» Text block
BEGIN

Mr. RAINEY. I understood they did that in England, and that that makes very much more rapid progress in building ships over there.

Mr. HAND. We always have done that. We tack them down on an immense big iron floor, several times the size of this room, and from that we mark out all these frames and make these molds.

Mr. RAINEY. Then we have just as good facilities in our yards for building ships as they have in England and Japan?

Mr. HAND. I do not see any difference in the plants.

Mr. RAINEY. The only reason why we do not do it as quickly is, in the first place, because we have to wait for material, and in the second place, there are delays about furnishing detail drawings.

Mr. HAND. Yes, sir.

Mr. RAINEY. What material do you have to wait for?

Mr. HAND. Principally plates and shapes.

Mr. RAINEY. And you get them from the mills around Pittsburg? Mr. HAND. Yes, and forgings. That is a matter of very serious delay sometimes-big engine forgings, and steel castings as well.

Mr. HAYDEN. All naval construction contracts contain a clause which permits the Government to order such changes of plans and specifications, and even in the contract itself, as the Secretary may deem best, the compensation of the contractor to be adjusted afterwards by a board on changes. What effect; if any, have the changes which are customarily ordered as a ship progresses upon the building? Mr. HAND. I have a case just in point now that might be of some help to you and to the committee. We got a contract last October for two torpedo boat destroyers for the Government. They are boats about three hundred and some odd feet long, and they are very high power, being 29 knots speed. These boats have about 10,000 horsepower in them, and they burn coal for fuel for the generation of steam. Since the contract was awarded us for these boats, there has been a similar class of boats in the English navy, but faster, being 33-knot boats, which have made some very exceptional and successful trial trips, and these particular boats instead of burning coal for the generation of steam under the boiler, burn oil for fuel. They are boats which are well known as the Tartar class in the English navy. There were some four or five of them, and they were spread over different shipyards in England, and they all had more or less pride in turning out the fastest boat of that class. These boats were all very successful, and I presume that after the powers that be in the Navy Department saw the great success which attended these boats, and the complete absence of trouble of any kind on the trials, they attributed it to the fact that they burned oil for fuel, and then they immediately took that up with us, and it is under consideration now to make them a proposition as to what our price would be.

END

» Supplied data
BEGIN

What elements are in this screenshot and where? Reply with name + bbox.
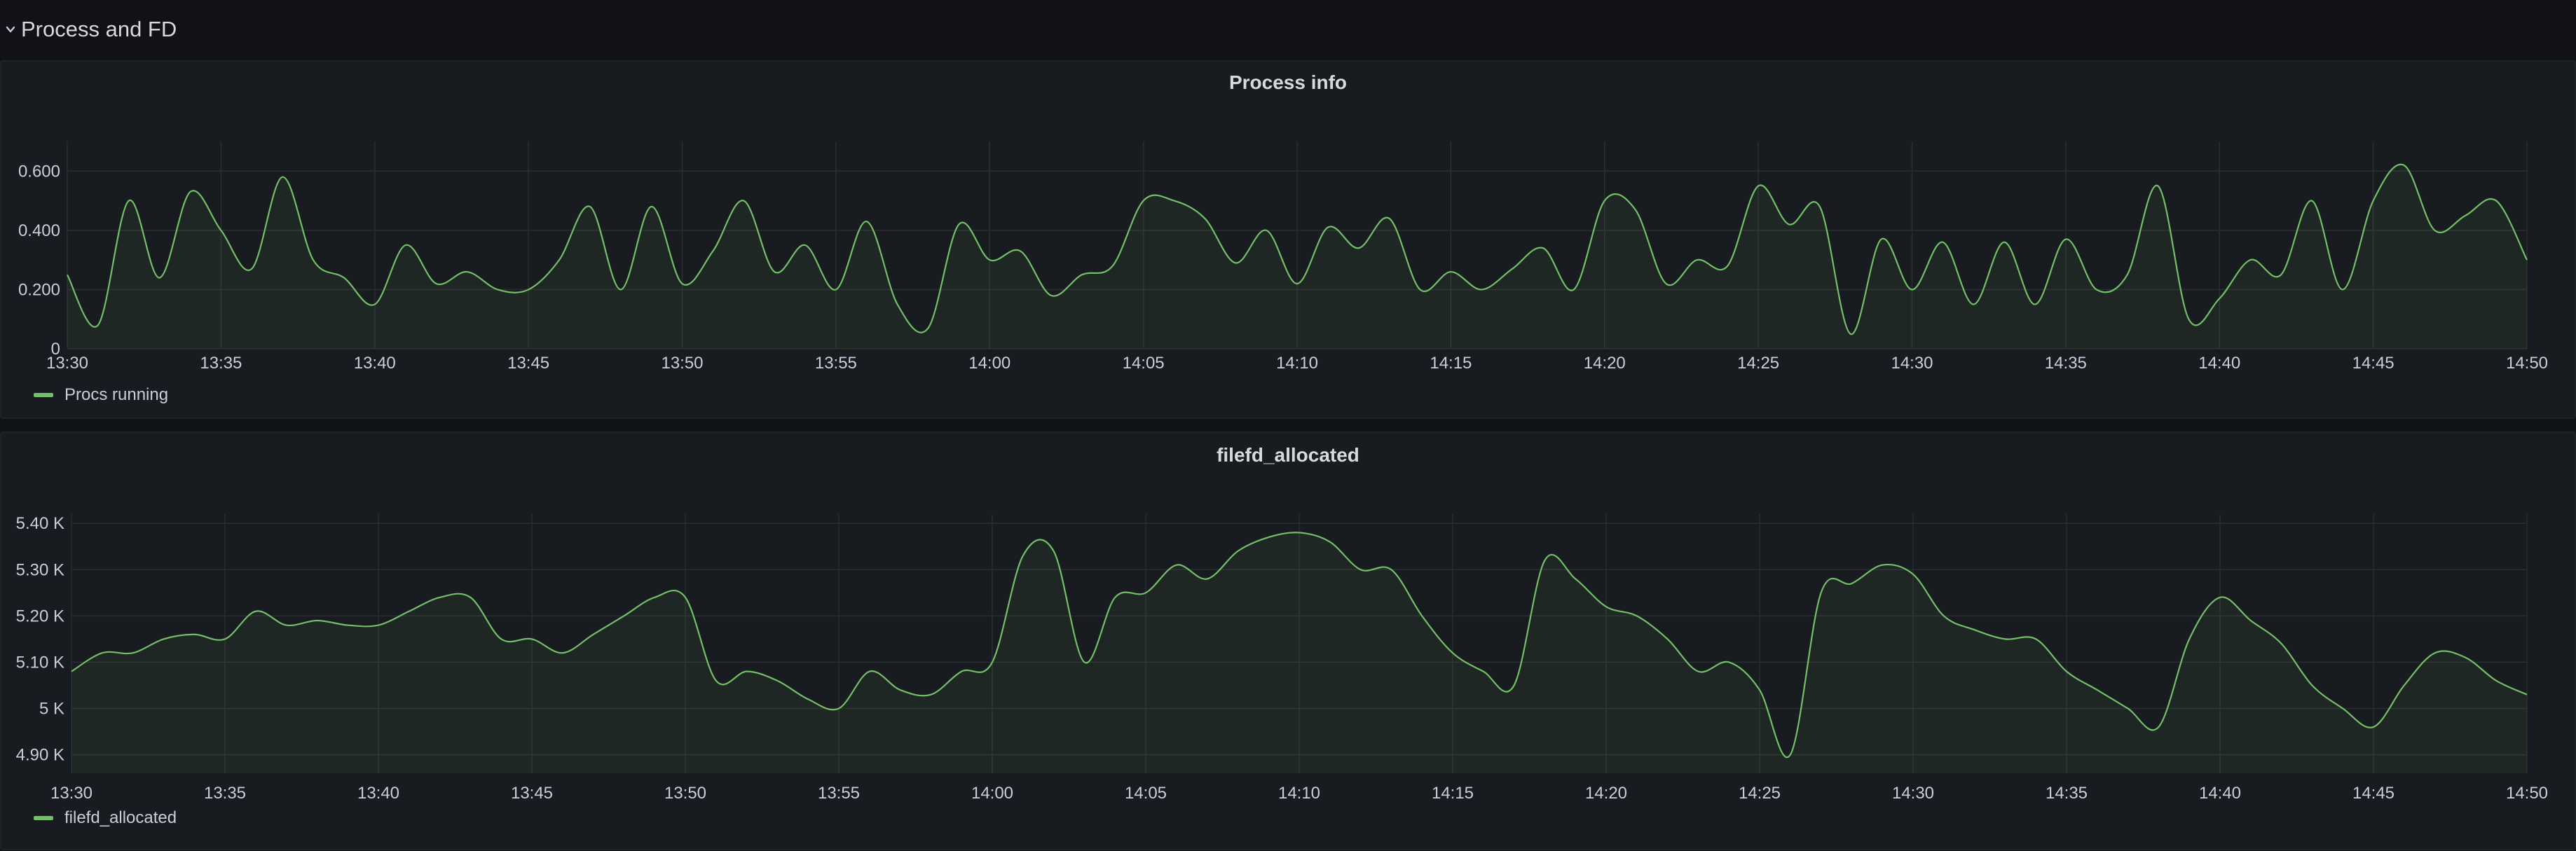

END

» The tasks
1/ Reproduce the shipbuilding testimony between "Mr. HAND. We" and "furnishing detail drawings.", inclusive.
2/ Continue the shipbuilding testimony, picking up after its final sentence.
The lines play no part in what is asked here.

» Per-task answers
1/
Mr. HAND. We always have done that. We tack them down on an immense big iron floor, several times the size of this room, and from that we mark out all these frames and make these molds.

Mr. RAINEY. Then we have just as good facilities in our yards for building ships as they have in England and Japan?

Mr. HAND. I do not see any difference in the plants.

Mr. RAINEY. The only reason why we do not do it as quickly is, in the first place, because we have to wait for material, and in the second place, there are delays about furnishing detail drawings.

2/
Mr. HAYDEN. To change?

Mr. HAND. So that instead of burning coal for fuel under the boiler we will install apparatus for burning oil as fuel.

Mr. VREELAND. So that progress on those boats is in abeyance? Mr. HAND. No; they do not give us the word in the meantime to stop work; they do not do that, but we go ahead on our own responsibility, and we go ahead because we would get no extension of time if we did stop unless so ordered. We are morally certain that the Government is going to make this change, but we do not know it. Mr. VREELAND. But they have given you liberty to adopt an oil-burning furnace?

Mr. HAND. No; the change has not yet been ordered. There is only one case where the shipbuilder has a right to decline to make changes, and that is in case the value of the change amounts to more than 5 per cent of the value of the contract. If it amounts to more than 5 per cent, the ship contractor does not have to agree to make the change; he can set the Navy Department aside and go ahead with the contract as originally written.

The CHAIRMAN. Is it at the Government's expense, or yours?
Mr. HAND. At the Government's expense.

Mr. RAINEY. Five per cent of the gross total?

Mr. HAND. Five per cent of the contract price.

Mr. RAINEY. Then you are compelled to allow that margin in bidding on a battle ship?

Mr. HAND. No; hardly that. What I want to convey is this: If you had a contract with the Navy Department for a ship that cost $1,000,000 and the Navy Department wanted to make a change in some part of that ship, which we will say totaled $40,000, notwithstanding there might be a great detriment to us to make that change we would be obliged to do it if the Secretary so ordered it; but if that change which the Navy Department wanted to make amounted to $55,000, then we could say to the Secretary that we preferred going ahead; that it was too much of a change, and we would suffer too much pecuniary loss; that we would prefer going ahead on the contract as originally written. This is based simply on the amount, 5 per cent of the contract price.

Mr. RAINEY. Then, on a ship of that kind they would have to add to the expense of building it, and they would have a right to add an expense of $40,000?

Mr. HAND. Yes, sir.

Mr. RAINEY. I am not finding fault with your company, but only with the Bureaus here which make this system possible. In making your bid, if you were bidding on a ship that cost $1,000,000

Mr. HAND. That is simply for example?

Mr. RAINEY. Yes; that is simply for example. It would not be impossible that the Bureau would compel you to make $40,000 worth of changes, and you could bid $40,000 less, could you not?

Mr. HAND. Oh, no: we get paid extra for that.

Mr. RAINEY. Oh, that is it?

Mr. HAND. Yes, sir.

Mr. HOLDER. Do you recall, at a previous hearing some years ago, that Mr. Charles Cramp testified that he had built battle ships or cruisers for the Russian fleet, that the French yards could not compete, and also that he made money on it? Can you explain how that speed was possible at the Cramp yard at that time for a foreign. Government over what it would be for ours?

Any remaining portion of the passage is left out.